[Stored entries]
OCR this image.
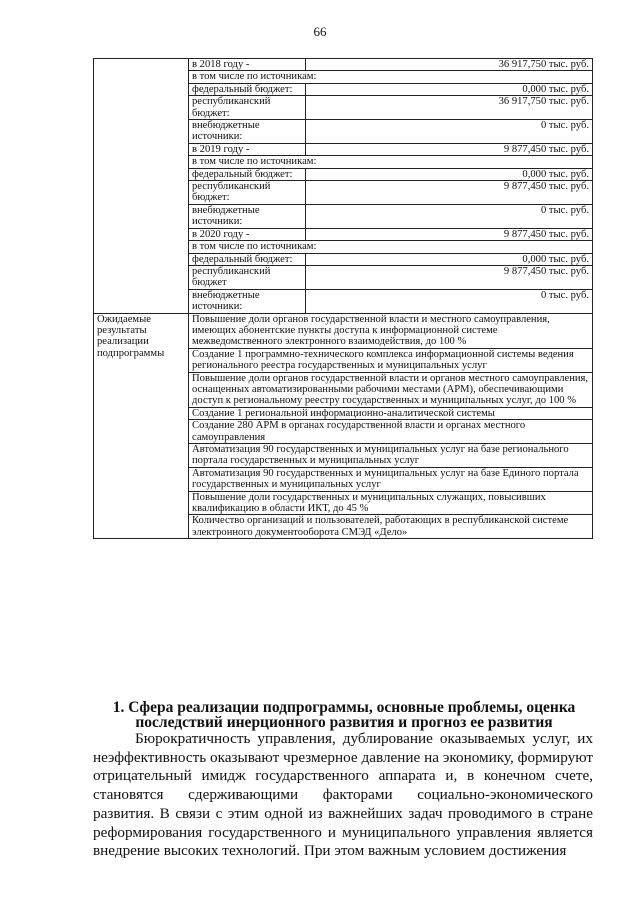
66
	в 2018 году -	36 917,750 тыс. руб.
	в том числе по источникам:	
	федеральный бюджет:	0,000 тыс. руб.
	республиканский бюджет:	36 917,750 тыс. руб.
	внебюджетные источники:	0 тыс. руб.
	в 2019 году -	9 877,450 тыс. руб.
	в том числе по источникам:	
	федеральный бюджет:	0,000 тыс. руб.
	республиканский бюджет:	9 877,450 тыс. руб.
	внебюджетные источники:	0 тыс. руб.
	в 2020 году -	9 877,450 тыс. руб.
	в том числе по источникам:	
	федеральный бюджет:	0,000 тыс. руб.
	республиканский бюджет	9 877,450 тыс. руб.
	внебюджетные источники:	0 тыс. руб.
Ожидаемые результаты реализации подпрограммы	Повышение доли органов государственной власти и местного самоуправления, имеющих абонентские пункты доступа к информационной системе межведомственного электронного взаимодействия, до 100 %	
	Создание 1 программно-технического комплекса информационной системы ведения регионального реестра государственных и муниципальных услуг	
	Повышение доли органов государственной власти и органов местного самоуправления, оснащенных автоматизированными рабочими местами (АРМ), обеспечивающими доступ к региональному реестру государственных и муниципальных услуг, до 100 %	
	Создание 1 региональной информационно-аналитической системы	
	Создание 280 АРМ в органах государственной власти и органах местного самоуправления	
	Автоматизация 90 государственных и муниципальных услуг на базе регионального портала государственных и муниципальных услуг	
	Автоматизация 90 государственных и муниципальных услуг на базе Единого портала государственных и муниципальных услуг	
	Повышение доли государственных и муниципальных служащих, повысивших квалификацию в области ИКТ, до 45 %	
	Количество организаций и пользователей, работающих в республиканской системе электронного документооборота СМЭД «Дело»	
1. Сфера реализации подпрограммы, основные проблемы, оценка последствий инерционного развития и прогноз ее развития

Бюрократичность управления, дублирование оказываемых услуг, их неэффективность оказывают чрезмерное давление на экономику, формируют отрицательный имидж государственного аппарата и, в конечном счете, становятся сдерживающими факторами социально-экономического развития. В связи с этим одной из важнейших задач проводимого в стране реформирования государственного и муниципального управления является внедрение высоких технологий. При этом важным условием достижения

■ **GIVEN INSTRUCTION**
Can the entries above be repeated exactly, without their pictures?

■ **EXERCISE SOLUTION**
OCR this image.
66
	в 2018 году -	36 917,750 тыс. руб.
	в том числе по источникам:	
	федеральный бюджет:	0,000 тыс. руб.
	республиканский бюджет:	36 917,750 тыс. руб.
	внебюджетные источники:	0 тыс. руб.
	в 2019 году -	9 877,450 тыс. руб.
	в том числе по источникам:	
	федеральный бюджет:	0,000 тыс. руб.
	республиканский бюджет:	9 877,450 тыс. руб.
	внебюджетные источники:	0 тыс. руб.
	в 2020 году -	9 877,450 тыс. руб.
	в том числе по источникам:	
	федеральный бюджет:	0,000 тыс. руб.
	республиканский бюджет	9 877,450 тыс. руб.
	внебюджетные источники:	0 тыс. руб.
Ожидаемые результаты реализации подпрограммы	Повышение доли органов государственной власти и местного самоуправления, имеющих абонентские пункты доступа к информационной системе межведомственного электронного взаимодействия, до 100 %	
	Создание 1 программно-технического комплекса информационной системы ведения регионального реестра государственных и муниципальных услуг	
	Повышение доли органов государственной власти и органов местного самоуправления, оснащенных автоматизированными рабочими местами (АРМ), обеспечивающими доступ к региональному реестру государственных и муниципальных услуг, до 100 %	
	Создание 1 региональной информационно-аналитической системы	
	Создание 280 АРМ в органах государственной власти и органах местного самоуправления	
	Автоматизация 90 государственных и муниципальных услуг на базе регионального портала государственных и муниципальных услуг	
	Автоматизация 90 государственных и муниципальных услуг на базе Единого портала государственных и муниципальных услуг	
	Повышение доли государственных и муниципальных служащих, повысивших квалификацию в области ИКТ, до 45 %	
	Количество организаций и пользователей, работающих в республиканской системе электронного документооборота СМЭД «Дело»	
1. Сфера реализации подпрограммы, основные проблемы, оценка последствий инерционного развития и прогноз ее развития

Бюрократичность управления, дублирование оказываемых услуг, их неэффективность оказывают чрезмерное давление на экономику, формируют отрицательный имидж государственного аппарата и, в конечном счете, становятся сдерживающими факторами социально-экономического развития. В связи с этим одной из важнейших задач проводимого в стране реформирования государственного и муниципального управления является внедрение высоких технологий. При этом важным условием достижения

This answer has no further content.